---- DATA FOR THIS EXERCISE

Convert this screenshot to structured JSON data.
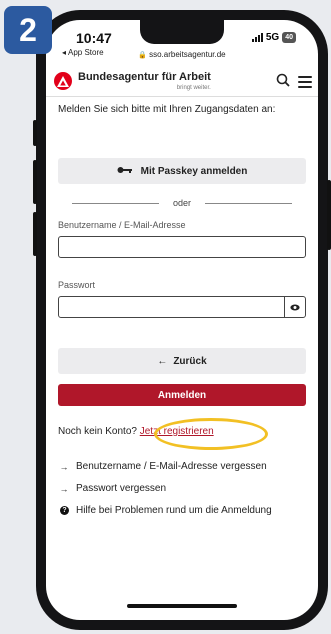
{
  "step_badge": "2",
  "status": {
    "time": "10:47",
    "back_app": "App Store",
    "network": "5G",
    "battery": "40",
    "url": "sso.arbeitsagentur.de"
  },
  "header": {
    "brand_name": "Bundesagentur für Arbeit",
    "tagline": "bringt weiter.",
    "logo_color": "#e2001a"
  },
  "login": {
    "intro": "Melden Sie sich bitte mit Ihren Zugangsdaten an:",
    "passkey_button": "Mit Passkey anmelden",
    "divider": "oder",
    "username_label": "Benutzername / E-Mail-Adresse",
    "username_value": "",
    "password_label": "Passwort",
    "password_value": "",
    "back_button": "Zurück",
    "login_button": "Anmelden",
    "login_color": "#b0172a"
  },
  "register": {
    "prompt": "Noch kein Konto?",
    "link": "Jetzt registrieren"
  },
  "links": [
    {
      "icon": "arrow-right-icon",
      "label": "Benutzername / E-Mail-Adresse vergessen"
    },
    {
      "icon": "arrow-right-icon",
      "label": "Passwort vergessen"
    },
    {
      "icon": "help-icon",
      "label": "Hilfe bei Problemen rund um die Anmeldung"
    }
  ],
  "highlight_color": "#f2c024"
}
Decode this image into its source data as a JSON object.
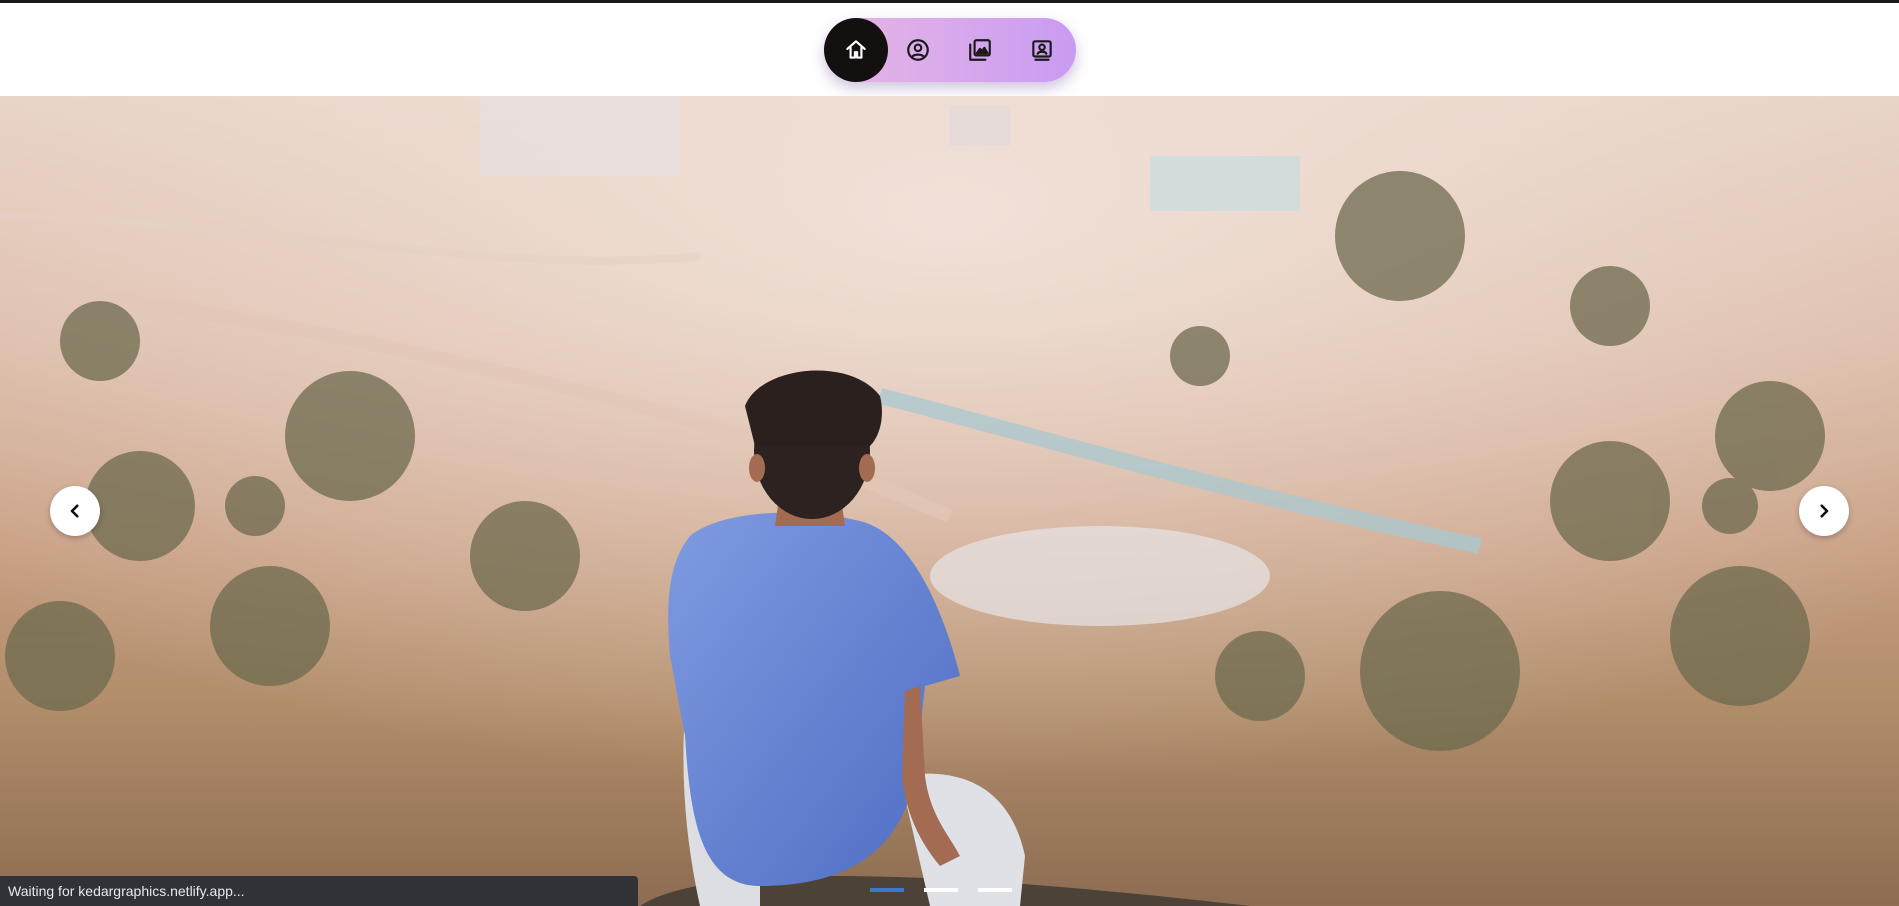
{
  "nav": {
    "items": [
      {
        "icon": "home-icon",
        "active": true
      },
      {
        "icon": "user-circle-icon",
        "active": false
      },
      {
        "icon": "gallery-icon",
        "active": false
      },
      {
        "icon": "contact-card-icon",
        "active": false
      }
    ]
  },
  "carousel": {
    "slide_count": 3,
    "active_slide": 1
  },
  "status_bar": {
    "text": "Waiting for kedargraphics.netlify.app..."
  }
}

--------

• AIM
Copy out all the entries exactly. Images stay out of the copy.

• ANSWER FOR THE TASK
Convert this screenshot to structured JSON data.
{
  "step_badge": "2",
  "status": {
    "time": "10:47",
    "back_app": "App Store",
    "network": "5G",
    "battery": "40",
    "url": "sso.arbeitsagentur.de"
  },
  "header": {
    "brand_name": "Bundesagentur für Arbeit",
    "tagline": "bringt weiter.",
    "logo_color": "#e2001a"
  },
  "login": {
    "intro": "Melden Sie sich bitte mit Ihren Zugangsdaten an:",
    "passkey_button": "Mit Passkey anmelden",
    "divider": "oder",
    "username_label": "Benutzername / E-Mail-Adresse",
    "username_value": "",
    "password_label": "Passwort",
    "password_value": "",
    "back_button": "Zurück",
    "login_button": "Anmelden",
    "login_color": "#b0172a"
  },
  "register": {
    "prompt": "Noch kein Konto?",
    "link": "Jetzt registrieren"
  },
  "links": [
    {
      "icon": "arrow-right-icon",
      "label": "Benutzername / E-Mail-Adresse vergessen"
    },
    {
      "icon": "arrow-right-icon",
      "label": "Passwort vergessen"
    },
    {
      "icon": "help-icon",
      "label": "Hilfe bei Problemen rund um die Anmeldung"
    }
  ],
  "highlight_color": "#f2c024"
}
Decode this image into its source data as a JSON object.
{
  "nav": {
    "items": [
      {
        "icon": "home-icon",
        "active": true
      },
      {
        "icon": "user-circle-icon",
        "active": false
      },
      {
        "icon": "gallery-icon",
        "active": false
      },
      {
        "icon": "contact-card-icon",
        "active": false
      }
    ]
  },
  "carousel": {
    "slide_count": 3,
    "active_slide": 1
  },
  "status_bar": {
    "text": "Waiting for kedargraphics.netlify.app..."
  }
}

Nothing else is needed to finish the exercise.